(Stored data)
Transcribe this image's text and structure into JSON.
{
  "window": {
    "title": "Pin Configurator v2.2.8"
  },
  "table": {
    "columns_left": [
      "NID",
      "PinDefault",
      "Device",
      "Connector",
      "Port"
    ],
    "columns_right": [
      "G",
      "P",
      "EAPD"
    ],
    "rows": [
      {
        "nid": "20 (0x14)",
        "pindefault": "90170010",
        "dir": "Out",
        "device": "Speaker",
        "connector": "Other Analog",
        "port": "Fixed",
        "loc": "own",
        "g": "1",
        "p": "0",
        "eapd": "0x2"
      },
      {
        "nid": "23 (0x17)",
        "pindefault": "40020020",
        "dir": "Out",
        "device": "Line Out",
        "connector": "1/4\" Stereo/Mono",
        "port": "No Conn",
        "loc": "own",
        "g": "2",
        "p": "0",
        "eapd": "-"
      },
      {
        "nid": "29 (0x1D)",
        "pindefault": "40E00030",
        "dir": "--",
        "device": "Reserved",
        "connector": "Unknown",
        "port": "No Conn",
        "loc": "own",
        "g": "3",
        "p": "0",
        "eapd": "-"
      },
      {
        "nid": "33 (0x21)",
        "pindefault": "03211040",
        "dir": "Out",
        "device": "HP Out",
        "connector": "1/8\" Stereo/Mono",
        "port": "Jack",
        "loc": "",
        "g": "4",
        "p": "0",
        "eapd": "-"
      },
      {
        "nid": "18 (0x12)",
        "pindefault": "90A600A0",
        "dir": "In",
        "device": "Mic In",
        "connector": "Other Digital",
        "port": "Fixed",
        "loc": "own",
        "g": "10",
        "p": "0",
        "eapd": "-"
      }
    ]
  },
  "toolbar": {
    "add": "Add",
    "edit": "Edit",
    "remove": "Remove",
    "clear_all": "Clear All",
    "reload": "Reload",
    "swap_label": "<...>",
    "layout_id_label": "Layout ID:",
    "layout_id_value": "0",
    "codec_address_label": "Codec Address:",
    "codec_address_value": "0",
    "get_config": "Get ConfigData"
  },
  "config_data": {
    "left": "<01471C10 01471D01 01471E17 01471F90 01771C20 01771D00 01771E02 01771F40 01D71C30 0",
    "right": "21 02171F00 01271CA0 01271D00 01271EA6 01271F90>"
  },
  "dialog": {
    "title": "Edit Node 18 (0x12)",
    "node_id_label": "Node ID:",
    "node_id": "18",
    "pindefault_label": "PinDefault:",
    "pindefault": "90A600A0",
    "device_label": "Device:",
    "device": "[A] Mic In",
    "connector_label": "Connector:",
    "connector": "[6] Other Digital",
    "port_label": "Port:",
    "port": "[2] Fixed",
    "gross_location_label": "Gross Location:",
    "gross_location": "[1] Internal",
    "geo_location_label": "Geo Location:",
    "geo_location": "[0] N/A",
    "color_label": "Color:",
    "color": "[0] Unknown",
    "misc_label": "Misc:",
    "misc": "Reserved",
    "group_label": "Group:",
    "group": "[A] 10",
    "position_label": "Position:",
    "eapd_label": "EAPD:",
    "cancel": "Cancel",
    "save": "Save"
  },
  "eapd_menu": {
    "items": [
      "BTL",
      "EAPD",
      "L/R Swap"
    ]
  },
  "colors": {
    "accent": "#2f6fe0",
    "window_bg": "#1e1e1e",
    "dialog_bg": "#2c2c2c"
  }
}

### What the task asks
Identify every line above that includes the word "Digital", and show those lines.

### Worked solution
        "connector": "Other Digital",
    "connector": "[6] Other Digital",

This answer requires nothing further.